— Start MATERIAL FOR THE TASK —
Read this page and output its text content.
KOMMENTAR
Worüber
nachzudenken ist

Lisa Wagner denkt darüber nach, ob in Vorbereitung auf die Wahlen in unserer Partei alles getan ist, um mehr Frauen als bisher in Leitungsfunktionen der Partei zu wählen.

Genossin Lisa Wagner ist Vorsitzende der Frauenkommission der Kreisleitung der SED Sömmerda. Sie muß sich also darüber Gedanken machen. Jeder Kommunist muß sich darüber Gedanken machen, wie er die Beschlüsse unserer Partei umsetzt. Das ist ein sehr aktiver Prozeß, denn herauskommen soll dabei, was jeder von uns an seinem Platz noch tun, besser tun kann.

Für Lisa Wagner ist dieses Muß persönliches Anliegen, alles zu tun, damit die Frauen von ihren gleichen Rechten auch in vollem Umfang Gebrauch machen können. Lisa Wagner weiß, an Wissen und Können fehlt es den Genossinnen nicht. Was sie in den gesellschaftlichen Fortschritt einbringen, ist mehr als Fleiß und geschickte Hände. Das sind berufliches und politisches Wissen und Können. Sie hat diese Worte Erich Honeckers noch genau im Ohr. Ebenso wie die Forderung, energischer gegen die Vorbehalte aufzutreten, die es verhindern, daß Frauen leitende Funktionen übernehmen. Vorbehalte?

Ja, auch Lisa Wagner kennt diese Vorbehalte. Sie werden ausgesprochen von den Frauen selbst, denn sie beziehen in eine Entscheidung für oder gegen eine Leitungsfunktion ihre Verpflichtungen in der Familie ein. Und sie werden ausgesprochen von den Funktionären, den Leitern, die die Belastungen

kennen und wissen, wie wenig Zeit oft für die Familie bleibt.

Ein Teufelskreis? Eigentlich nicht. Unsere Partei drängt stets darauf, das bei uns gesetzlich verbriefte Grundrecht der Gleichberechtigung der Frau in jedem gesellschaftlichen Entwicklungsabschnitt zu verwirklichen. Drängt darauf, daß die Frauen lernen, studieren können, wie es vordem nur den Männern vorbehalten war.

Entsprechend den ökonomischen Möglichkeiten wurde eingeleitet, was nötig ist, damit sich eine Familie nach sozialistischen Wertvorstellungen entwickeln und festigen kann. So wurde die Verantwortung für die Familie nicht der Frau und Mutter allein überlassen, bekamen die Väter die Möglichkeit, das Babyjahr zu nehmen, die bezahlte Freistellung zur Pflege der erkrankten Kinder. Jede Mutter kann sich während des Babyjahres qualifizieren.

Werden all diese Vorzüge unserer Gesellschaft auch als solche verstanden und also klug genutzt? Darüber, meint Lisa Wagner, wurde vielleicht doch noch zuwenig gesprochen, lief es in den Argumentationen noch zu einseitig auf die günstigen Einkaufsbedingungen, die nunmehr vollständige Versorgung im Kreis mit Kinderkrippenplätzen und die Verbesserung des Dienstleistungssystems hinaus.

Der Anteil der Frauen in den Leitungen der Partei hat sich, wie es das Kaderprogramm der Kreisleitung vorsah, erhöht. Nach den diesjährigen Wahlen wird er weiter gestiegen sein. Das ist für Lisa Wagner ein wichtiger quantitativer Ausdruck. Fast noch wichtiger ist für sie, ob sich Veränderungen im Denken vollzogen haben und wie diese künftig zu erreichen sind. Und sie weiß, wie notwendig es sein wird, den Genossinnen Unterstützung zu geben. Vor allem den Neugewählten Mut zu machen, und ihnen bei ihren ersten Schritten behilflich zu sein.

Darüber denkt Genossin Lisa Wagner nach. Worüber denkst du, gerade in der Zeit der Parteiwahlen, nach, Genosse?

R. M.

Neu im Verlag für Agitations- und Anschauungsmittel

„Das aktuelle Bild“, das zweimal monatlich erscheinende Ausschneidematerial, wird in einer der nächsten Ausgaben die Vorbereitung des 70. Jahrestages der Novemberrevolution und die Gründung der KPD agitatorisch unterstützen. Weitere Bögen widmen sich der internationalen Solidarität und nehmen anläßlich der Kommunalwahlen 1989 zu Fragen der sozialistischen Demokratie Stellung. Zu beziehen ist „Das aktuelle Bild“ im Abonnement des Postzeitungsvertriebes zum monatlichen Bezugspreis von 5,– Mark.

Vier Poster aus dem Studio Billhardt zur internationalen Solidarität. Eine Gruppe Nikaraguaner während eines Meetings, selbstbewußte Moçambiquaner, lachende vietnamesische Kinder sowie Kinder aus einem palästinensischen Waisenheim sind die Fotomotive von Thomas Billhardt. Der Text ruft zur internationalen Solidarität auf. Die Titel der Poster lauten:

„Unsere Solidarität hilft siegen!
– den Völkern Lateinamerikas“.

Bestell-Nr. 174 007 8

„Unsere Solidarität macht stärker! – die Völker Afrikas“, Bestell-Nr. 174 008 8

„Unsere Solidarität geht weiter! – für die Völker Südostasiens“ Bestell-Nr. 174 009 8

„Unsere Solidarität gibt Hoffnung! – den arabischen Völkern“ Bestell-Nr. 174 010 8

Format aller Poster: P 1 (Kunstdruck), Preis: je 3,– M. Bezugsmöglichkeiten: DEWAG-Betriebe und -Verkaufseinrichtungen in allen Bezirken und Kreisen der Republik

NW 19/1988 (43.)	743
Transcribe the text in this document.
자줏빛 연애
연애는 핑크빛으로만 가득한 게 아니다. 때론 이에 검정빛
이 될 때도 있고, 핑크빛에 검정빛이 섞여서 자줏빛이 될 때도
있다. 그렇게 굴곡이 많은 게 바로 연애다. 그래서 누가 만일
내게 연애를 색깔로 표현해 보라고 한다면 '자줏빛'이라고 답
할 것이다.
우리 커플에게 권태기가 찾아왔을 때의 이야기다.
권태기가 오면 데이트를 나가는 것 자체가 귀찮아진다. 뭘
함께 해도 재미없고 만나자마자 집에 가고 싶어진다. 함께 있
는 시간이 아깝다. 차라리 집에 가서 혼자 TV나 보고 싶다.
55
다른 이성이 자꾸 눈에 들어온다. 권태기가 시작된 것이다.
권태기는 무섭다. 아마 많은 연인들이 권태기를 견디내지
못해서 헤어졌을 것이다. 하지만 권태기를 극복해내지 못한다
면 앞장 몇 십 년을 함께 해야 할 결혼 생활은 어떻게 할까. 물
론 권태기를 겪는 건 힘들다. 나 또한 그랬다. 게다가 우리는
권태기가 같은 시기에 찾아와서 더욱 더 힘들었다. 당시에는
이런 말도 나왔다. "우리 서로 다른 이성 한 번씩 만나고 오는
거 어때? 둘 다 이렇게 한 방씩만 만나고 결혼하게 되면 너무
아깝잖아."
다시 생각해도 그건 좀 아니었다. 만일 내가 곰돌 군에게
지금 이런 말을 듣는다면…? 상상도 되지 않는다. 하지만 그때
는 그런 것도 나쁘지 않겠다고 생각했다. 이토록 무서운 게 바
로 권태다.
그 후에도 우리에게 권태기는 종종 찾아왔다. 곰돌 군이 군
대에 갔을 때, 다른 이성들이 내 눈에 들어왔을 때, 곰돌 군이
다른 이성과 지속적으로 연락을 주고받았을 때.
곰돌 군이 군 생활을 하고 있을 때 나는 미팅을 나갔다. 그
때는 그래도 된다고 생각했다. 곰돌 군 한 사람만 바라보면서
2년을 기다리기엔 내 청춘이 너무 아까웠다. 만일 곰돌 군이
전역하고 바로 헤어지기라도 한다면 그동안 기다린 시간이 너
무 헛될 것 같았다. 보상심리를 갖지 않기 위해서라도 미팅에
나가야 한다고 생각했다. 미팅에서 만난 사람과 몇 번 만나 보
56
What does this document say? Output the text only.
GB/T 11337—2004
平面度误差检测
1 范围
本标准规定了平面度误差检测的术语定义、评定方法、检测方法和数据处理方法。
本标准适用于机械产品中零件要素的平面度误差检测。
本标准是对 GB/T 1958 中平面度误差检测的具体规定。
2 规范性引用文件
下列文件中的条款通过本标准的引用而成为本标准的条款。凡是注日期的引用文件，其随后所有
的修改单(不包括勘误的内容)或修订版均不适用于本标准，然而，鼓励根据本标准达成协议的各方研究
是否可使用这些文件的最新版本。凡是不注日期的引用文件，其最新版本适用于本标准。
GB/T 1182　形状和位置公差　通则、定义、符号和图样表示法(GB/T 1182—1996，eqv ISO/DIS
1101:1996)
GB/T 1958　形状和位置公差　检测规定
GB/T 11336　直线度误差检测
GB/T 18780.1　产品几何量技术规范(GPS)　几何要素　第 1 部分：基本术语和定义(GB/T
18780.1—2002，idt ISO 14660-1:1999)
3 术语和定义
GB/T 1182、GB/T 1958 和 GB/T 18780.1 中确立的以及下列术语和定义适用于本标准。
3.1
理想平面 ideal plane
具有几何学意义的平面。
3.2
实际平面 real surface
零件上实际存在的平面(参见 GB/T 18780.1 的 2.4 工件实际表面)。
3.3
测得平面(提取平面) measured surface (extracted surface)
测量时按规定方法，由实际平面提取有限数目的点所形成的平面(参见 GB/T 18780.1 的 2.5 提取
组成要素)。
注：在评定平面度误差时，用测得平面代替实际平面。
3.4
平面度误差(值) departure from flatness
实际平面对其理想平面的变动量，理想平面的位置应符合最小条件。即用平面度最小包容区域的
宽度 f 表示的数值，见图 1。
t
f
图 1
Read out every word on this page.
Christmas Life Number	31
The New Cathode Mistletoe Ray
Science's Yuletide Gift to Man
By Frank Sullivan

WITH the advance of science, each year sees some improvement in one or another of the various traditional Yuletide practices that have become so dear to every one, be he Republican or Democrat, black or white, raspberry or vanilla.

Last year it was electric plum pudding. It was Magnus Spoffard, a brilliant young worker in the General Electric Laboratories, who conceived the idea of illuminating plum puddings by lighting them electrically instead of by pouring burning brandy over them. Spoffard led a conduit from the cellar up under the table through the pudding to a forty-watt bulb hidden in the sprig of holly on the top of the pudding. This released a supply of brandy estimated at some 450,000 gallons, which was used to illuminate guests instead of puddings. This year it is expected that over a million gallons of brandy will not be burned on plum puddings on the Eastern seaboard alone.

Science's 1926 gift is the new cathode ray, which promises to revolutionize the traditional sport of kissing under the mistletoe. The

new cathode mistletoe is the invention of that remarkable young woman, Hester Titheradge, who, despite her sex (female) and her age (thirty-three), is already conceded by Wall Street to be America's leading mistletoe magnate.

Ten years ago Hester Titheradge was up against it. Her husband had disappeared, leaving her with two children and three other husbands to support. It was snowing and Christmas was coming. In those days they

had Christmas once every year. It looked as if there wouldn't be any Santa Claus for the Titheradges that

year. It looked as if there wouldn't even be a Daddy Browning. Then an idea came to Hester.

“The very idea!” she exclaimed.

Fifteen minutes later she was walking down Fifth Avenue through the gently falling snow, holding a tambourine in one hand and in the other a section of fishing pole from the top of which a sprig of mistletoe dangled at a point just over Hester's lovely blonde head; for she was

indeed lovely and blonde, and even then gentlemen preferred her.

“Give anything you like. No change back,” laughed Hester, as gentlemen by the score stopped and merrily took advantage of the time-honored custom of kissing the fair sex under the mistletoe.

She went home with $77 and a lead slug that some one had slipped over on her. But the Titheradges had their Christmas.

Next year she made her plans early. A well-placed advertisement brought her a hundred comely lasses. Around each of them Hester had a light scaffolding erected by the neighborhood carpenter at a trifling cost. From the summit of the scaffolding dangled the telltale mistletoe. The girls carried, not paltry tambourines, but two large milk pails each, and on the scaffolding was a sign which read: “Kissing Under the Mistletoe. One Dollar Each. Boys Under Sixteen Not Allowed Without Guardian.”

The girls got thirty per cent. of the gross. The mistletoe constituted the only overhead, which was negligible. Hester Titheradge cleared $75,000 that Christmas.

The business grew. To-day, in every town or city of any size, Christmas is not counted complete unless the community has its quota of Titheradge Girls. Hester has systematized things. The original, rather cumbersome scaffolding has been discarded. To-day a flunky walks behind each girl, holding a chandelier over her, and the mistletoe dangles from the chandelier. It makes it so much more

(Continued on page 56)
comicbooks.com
— End MATERIAL FOR THE TASK —
Look through the entries above; copy each line where the string "생각했다" appears.

는 그런 것도 나쁘지 않겠다고 생각했다. 이토록 무서운 게 바
때는 그래도 된다고 생각했다. 곰돌 군 한 사람만 바라보면서
나가야 한다고 생각했다. 미팅에서 만난 사람과 몇 번 만나 보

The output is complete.